Dataset excerpt:
--------------------------------

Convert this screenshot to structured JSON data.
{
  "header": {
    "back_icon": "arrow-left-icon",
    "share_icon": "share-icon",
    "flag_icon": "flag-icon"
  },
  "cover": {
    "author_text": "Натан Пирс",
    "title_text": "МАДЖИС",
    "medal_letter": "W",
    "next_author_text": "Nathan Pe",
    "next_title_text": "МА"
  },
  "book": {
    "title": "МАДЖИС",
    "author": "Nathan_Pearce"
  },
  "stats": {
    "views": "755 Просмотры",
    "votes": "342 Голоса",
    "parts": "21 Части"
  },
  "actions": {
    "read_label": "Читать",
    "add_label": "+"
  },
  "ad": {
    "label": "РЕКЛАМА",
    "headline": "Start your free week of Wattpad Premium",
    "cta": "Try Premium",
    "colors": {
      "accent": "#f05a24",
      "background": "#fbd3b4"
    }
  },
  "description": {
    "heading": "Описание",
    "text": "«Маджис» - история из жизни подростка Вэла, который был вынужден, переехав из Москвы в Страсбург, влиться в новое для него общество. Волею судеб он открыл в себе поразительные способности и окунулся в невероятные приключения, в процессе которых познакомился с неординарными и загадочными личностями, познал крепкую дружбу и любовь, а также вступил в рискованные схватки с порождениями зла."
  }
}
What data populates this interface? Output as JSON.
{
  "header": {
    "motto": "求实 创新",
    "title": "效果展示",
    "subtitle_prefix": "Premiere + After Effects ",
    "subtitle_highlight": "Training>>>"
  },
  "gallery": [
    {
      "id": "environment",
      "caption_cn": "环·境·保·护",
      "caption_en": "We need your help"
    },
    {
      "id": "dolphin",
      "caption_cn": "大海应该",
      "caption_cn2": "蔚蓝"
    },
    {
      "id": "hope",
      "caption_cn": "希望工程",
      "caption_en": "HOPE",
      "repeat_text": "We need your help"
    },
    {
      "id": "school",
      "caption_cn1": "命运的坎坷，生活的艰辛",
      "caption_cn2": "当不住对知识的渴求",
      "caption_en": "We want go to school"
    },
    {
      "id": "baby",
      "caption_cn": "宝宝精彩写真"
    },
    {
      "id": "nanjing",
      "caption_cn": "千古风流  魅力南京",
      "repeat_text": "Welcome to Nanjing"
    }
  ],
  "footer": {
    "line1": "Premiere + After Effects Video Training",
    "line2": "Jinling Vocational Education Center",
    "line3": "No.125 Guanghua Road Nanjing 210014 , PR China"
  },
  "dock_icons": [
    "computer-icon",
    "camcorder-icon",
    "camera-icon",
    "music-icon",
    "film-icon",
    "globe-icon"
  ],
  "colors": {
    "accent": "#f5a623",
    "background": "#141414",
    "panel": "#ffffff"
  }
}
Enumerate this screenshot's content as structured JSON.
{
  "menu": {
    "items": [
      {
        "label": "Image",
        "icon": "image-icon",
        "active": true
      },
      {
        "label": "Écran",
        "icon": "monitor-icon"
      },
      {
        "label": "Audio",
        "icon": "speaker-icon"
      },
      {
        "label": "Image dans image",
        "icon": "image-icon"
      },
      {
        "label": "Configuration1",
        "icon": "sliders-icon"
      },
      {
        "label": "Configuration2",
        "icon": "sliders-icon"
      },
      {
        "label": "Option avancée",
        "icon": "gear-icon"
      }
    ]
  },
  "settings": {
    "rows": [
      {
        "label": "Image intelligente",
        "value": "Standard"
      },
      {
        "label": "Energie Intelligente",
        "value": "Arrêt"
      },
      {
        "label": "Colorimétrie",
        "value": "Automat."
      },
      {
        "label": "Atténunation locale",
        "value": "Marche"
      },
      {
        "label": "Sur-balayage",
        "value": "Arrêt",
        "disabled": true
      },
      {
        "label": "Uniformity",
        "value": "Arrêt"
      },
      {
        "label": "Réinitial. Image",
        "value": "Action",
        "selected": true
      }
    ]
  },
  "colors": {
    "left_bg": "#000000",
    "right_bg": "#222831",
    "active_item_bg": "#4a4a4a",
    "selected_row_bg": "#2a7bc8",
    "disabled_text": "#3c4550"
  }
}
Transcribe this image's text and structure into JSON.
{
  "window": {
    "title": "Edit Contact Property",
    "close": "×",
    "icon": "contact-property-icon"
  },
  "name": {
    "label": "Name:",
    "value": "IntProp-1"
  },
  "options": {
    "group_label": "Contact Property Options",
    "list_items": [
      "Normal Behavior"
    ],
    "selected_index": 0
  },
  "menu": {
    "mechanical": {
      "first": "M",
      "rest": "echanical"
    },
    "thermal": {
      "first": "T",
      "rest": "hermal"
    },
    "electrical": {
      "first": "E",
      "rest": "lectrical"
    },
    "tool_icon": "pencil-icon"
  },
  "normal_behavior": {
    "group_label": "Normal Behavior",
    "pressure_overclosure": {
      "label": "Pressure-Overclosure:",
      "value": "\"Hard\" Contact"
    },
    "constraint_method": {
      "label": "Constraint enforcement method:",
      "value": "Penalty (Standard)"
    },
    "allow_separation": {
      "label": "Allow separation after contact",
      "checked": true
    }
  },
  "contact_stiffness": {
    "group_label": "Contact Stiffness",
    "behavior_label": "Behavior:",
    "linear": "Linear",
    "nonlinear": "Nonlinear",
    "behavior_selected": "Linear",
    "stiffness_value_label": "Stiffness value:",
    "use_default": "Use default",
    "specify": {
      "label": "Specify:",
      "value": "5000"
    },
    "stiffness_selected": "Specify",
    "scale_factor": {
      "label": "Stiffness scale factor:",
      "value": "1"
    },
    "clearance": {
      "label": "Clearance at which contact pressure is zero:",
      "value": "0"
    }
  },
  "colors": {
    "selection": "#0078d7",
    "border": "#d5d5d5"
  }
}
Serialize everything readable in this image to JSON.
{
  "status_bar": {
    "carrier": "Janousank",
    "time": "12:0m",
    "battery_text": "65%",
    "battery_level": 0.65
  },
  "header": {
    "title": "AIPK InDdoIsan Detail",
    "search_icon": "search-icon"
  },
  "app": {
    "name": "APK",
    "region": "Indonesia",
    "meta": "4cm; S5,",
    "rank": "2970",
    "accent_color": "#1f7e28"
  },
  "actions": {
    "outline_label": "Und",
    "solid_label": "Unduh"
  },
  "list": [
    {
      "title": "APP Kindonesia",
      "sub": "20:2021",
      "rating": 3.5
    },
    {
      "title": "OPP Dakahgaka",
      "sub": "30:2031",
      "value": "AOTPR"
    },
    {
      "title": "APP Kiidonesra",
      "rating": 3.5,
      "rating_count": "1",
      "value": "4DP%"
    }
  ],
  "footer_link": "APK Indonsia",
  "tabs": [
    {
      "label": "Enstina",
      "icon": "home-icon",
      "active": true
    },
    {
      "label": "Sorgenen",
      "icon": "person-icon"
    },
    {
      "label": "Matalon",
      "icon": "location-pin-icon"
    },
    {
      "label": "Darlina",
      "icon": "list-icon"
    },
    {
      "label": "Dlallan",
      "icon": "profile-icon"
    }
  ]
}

--------------------------------

- _Short task_: Collect each line containing the string "help".

- _The output_:
      "caption_en": "We need your help"
      "repeat_text": "We need your help"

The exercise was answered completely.